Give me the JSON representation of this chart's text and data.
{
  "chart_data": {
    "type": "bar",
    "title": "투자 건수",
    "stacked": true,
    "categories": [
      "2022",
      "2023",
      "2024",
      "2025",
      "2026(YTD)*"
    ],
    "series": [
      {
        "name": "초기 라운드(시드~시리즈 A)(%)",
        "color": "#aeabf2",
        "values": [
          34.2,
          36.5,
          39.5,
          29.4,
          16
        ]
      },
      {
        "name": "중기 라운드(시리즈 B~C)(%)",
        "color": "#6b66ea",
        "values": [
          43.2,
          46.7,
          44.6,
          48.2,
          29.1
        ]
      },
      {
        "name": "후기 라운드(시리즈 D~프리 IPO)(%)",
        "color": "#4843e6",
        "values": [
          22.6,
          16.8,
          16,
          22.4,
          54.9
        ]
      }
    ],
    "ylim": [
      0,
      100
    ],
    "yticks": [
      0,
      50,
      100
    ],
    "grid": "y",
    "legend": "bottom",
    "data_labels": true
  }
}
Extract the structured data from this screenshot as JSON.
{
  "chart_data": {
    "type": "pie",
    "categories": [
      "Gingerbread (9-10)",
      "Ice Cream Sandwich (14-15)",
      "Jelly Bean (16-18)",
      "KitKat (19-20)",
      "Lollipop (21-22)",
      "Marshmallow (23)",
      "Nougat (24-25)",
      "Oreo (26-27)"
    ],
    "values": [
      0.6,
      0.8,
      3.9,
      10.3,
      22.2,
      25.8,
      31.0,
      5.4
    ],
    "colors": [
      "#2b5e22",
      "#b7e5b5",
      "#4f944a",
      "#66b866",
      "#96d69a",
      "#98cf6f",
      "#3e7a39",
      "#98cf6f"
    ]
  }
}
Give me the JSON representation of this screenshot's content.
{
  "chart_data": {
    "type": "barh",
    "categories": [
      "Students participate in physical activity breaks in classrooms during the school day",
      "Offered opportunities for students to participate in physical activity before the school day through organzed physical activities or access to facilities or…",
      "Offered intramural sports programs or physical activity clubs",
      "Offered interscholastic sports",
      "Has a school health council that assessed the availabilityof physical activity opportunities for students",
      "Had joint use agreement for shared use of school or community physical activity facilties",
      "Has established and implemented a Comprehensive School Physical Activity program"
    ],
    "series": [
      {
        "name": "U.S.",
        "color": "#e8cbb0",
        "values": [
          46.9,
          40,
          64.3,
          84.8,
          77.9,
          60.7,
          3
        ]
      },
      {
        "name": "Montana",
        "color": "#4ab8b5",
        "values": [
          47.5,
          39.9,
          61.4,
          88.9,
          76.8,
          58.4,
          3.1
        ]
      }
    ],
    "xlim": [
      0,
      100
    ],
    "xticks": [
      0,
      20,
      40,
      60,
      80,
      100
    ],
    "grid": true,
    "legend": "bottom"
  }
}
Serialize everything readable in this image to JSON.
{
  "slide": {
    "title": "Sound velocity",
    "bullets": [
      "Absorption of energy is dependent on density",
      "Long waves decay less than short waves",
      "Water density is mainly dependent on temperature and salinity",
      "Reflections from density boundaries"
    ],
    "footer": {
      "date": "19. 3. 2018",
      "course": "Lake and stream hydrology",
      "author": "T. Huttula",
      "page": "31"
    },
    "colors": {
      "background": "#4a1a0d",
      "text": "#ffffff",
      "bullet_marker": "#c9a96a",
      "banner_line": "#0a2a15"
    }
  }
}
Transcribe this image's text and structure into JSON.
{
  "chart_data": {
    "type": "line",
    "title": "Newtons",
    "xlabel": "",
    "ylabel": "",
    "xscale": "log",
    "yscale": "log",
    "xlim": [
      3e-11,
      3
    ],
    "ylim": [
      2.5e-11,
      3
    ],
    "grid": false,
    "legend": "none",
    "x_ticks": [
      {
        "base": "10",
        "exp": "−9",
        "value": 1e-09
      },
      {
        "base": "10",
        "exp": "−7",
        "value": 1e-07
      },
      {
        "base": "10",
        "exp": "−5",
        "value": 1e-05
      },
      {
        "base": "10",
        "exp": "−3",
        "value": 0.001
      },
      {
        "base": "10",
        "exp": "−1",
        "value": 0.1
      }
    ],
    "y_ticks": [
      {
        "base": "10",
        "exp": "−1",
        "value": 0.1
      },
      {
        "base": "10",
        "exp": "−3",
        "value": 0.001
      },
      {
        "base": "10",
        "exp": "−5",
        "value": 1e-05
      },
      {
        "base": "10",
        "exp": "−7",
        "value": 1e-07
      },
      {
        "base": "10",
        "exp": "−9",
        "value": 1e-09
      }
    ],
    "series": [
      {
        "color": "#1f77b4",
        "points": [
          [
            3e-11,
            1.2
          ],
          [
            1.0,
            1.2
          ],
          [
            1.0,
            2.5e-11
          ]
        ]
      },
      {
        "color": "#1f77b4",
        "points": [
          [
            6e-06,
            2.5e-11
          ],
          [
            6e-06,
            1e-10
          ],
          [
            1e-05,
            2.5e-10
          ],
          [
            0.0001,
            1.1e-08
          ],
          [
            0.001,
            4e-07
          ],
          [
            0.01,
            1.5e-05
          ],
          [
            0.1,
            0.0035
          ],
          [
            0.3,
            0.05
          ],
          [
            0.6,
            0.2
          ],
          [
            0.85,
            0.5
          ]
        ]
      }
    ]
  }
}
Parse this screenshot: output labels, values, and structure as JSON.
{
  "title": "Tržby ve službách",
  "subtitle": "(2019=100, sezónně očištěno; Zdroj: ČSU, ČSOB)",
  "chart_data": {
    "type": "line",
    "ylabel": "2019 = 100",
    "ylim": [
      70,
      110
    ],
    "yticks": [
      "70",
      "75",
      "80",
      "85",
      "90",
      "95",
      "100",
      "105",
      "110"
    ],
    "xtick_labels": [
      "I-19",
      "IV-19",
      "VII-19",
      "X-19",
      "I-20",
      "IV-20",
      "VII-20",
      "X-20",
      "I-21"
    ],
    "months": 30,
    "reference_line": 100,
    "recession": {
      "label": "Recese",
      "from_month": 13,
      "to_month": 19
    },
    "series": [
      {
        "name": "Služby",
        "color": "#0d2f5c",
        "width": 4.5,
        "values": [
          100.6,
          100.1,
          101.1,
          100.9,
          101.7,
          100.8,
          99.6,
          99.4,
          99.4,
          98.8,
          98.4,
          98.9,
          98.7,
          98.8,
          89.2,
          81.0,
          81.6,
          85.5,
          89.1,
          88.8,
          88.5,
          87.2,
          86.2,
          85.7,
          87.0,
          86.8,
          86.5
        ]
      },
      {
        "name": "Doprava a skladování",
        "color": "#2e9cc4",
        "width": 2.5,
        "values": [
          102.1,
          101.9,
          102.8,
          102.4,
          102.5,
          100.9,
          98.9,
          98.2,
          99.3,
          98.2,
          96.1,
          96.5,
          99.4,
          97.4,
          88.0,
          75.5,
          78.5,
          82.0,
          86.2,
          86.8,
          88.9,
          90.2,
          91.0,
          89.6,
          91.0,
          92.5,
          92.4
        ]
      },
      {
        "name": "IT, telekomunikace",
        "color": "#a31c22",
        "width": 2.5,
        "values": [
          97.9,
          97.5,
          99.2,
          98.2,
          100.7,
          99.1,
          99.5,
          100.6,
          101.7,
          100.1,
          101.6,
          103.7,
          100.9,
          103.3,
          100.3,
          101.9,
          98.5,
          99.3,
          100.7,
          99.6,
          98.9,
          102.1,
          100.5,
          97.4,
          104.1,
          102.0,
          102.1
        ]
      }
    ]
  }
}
________
Copy out each line exactly as written.

*OUTPUT*.
Give me the JSON representation of this chart's text and data.
{
  "chart_data": {
    "type": "bar",
    "title": "투자 건수",
    "stacked": true,
    "categories": [
      "2022",
      "2023",
      "2024",
      "2025",
      "2026(YTD)*"
    ],
    "series": [
      {
        "name": "초기 라운드(시드~시리즈 A)(%)",
        "color": "#aeabf2",
        "values": [
          34.2,
          36.5,
          39.5,
          29.4,
          16
        ]
      },
      {
        "name": "중기 라운드(시리즈 B~C)(%)",
        "color": "#6b66ea",
        "values": [
          43.2,
          46.7,
          44.6,
          48.2,
          29.1
        ]
      },
      {
        "name": "후기 라운드(시리즈 D~프리 IPO)(%)",
        "color": "#4843e6",
        "values": [
          22.6,
          16.8,
          16,
          22.4,
          54.9
        ]
      }
    ],
    "ylim": [
      0,
      100
    ],
    "yticks": [
      0,
      50,
      100
    ],
    "grid": "y",
    "legend": "bottom",
    "data_labels": true
  }
}
Extract the structured data from this screenshot as JSON.
{
  "chart_data": {
    "type": "pie",
    "categories": [
      "Gingerbread (9-10)",
      "Ice Cream Sandwich (14-15)",
      "Jelly Bean (16-18)",
      "KitKat (19-20)",
      "Lollipop (21-22)",
      "Marshmallow (23)",
      "Nougat (24-25)",
      "Oreo (26-27)"
    ],
    "values": [
      0.6,
      0.8,
      3.9,
      10.3,
      22.2,
      25.8,
      31.0,
      5.4
    ],
    "colors": [
      "#2b5e22",
      "#b7e5b5",
      "#4f944a",
      "#66b866",
      "#96d69a",
      "#98cf6f",
      "#3e7a39",
      "#98cf6f"
    ]
  }
}
Give me the JSON representation of this screenshot's content.
{
  "chart_data": {
    "type": "barh",
    "categories": [
      "Students participate in physical activity breaks in classrooms during the school day",
      "Offered opportunities for students to participate in physical activity before the school day through organzed physical activities or access to facilities or…",
      "Offered intramural sports programs or physical activity clubs",
      "Offered interscholastic sports",
      "Has a school health council that assessed the availabilityof physical activity opportunities for students",
      "Had joint use agreement for shared use of school or community physical activity facilties",
      "Has established and implemented a Comprehensive School Physical Activity program"
    ],
    "series": [
      {
        "name": "U.S.",
        "color": "#e8cbb0",
        "values": [
          46.9,
          40,
          64.3,
          84.8,
          77.9,
          60.7,
          3
        ]
      },
      {
        "name": "Montana",
        "color": "#4ab8b5",
        "values": [
          47.5,
          39.9,
          61.4,
          88.9,
          76.8,
          58.4,
          3.1
        ]
      }
    ],
    "xlim": [
      0,
      100
    ],
    "xticks": [
      0,
      20,
      40,
      60,
      80,
      100
    ],
    "grid": true,
    "legend": "bottom"
  }
}
Serialize everything readable in this image to JSON.
{
  "slide": {
    "title": "Sound velocity",
    "bullets": [
      "Absorption of energy is dependent on density",
      "Long waves decay less than short waves",
      "Water density is mainly dependent on temperature and salinity",
      "Reflections from density boundaries"
    ],
    "footer": {
      "date": "19. 3. 2018",
      "course": "Lake and stream hydrology",
      "author": "T. Huttula",
      "page": "31"
    },
    "colors": {
      "background": "#4a1a0d",
      "text": "#ffffff",
      "bullet_marker": "#c9a96a",
      "banner_line": "#0a2a15"
    }
  }
}
Transcribe this image's text and structure into JSON.
{
  "chart_data": {
    "type": "line",
    "title": "Newtons",
    "xlabel": "",
    "ylabel": "",
    "xscale": "log",
    "yscale": "log",
    "xlim": [
      3e-11,
      3
    ],
    "ylim": [
      2.5e-11,
      3
    ],
    "grid": false,
    "legend": "none",
    "x_ticks": [
      {
        "base": "10",
        "exp": "−9",
        "value": 1e-09
      },
      {
        "base": "10",
        "exp": "−7",
        "value": 1e-07
      },
      {
        "base": "10",
        "exp": "−5",
        "value": 1e-05
      },
      {
        "base": "10",
        "exp": "−3",
        "value": 0.001
      },
      {
        "base": "10",
        "exp": "−1",
        "value": 0.1
      }
    ],
    "y_ticks": [
      {
        "base": "10",
        "exp": "−1",
        "value": 0.1
      },
      {
        "base": "10",
        "exp": "−3",
        "value": 0.001
      },
      {
        "base": "10",
        "exp": "−5",
        "value": 1e-05
      },
      {
        "base": "10",
        "exp": "−7",
        "value": 1e-07
      },
      {
        "base": "10",
        "exp": "−9",
        "value": 1e-09
      }
    ],
    "series": [
      {
        "color": "#1f77b4",
        "points": [
          [
            3e-11,
            1.2
          ],
          [
            1.0,
            1.2
          ],
          [
            1.0,
            2.5e-11
          ]
        ]
      },
      {
        "color": "#1f77b4",
        "points": [
          [
            6e-06,
            2.5e-11
          ],
          [
            6e-06,
            1e-10
          ],
          [
            1e-05,
            2.5e-10
          ],
          [
            0.0001,
            1.1e-08
          ],
          [
            0.001,
            4e-07
          ],
          [
            0.01,
            1.5e-05
          ],
          [
            0.1,
            0.0035
          ],
          [
            0.3,
            0.05
          ],
          [
            0.6,
            0.2
          ],
          [
            0.85,
            0.5
          ]
        ]
      }
    ]
  }
}
Parse this screenshot: output labels, values, and structure as JSON.
{
  "title": "Tržby ve službách",
  "subtitle": "(2019=100, sezónně očištěno; Zdroj: ČSU, ČSOB)",
  "chart_data": {
    "type": "line",
    "ylabel": "2019 = 100",
    "ylim": [
      70,
      110
    ],
    "yticks": [
      "70",
      "75",
      "80",
      "85",
      "90",
      "95",
      "100",
      "105",
      "110"
    ],
    "xtick_labels": [
      "I-19",
      "IV-19",
      "VII-19",
      "X-19",
      "I-20",
      "IV-20",
      "VII-20",
      "X-20",
      "I-21"
    ],
    "months": 30,
    "reference_line": 100,
    "recession": {
      "label": "Recese",
      "from_month": 13,
      "to_month": 19
    },
    "series": [
      {
        "name": "Služby",
        "color": "#0d2f5c",
        "width": 4.5,
        "values": [
          100.6,
          100.1,
          101.1,
          100.9,
          101.7,
          100.8,
          99.6,
          99.4,
          99.4,
          98.8,
          98.4,
          98.9,
          98.7,
          98.8,
          89.2,
          81.0,
          81.6,
          85.5,
          89.1,
          88.8,
          88.5,
          87.2,
          86.2,
          85.7,
          87.0,
          86.8,
          86.5
        ]
      },
      {
        "name": "Doprava a skladování",
        "color": "#2e9cc4",
        "width": 2.5,
        "values": [
          102.1,
          101.9,
          102.8,
          102.4,
          102.5,
          100.9,
          98.9,
          98.2,
          99.3,
          98.2,
          96.1,
          96.5,
          99.4,
          97.4,
          88.0,
          75.5,
          78.5,
          82.0,
          86.2,
          86.8,
          88.9,
          90.2,
          91.0,
          89.6,
          91.0,
          92.5,
          92.4
        ]
      },
      {
        "name": "IT, telekomunikace",
        "color": "#a31c22",
        "width": 2.5,
        "values": [
          97.9,
          97.5,
          99.2,
          98.2,
          100.7,
          99.1,
          99.5,
          100.6,
          101.7,
          100.1,
          101.6,
          103.7,
          100.9,
          103.3,
          100.3,
          101.9,
          98.5,
          99.3,
          100.7,
          99.6,
          98.9,
          102.1,
          100.5,
          97.4,
          104.1,
          102.0,
          102.1
        ]
      }
    ]
  }
}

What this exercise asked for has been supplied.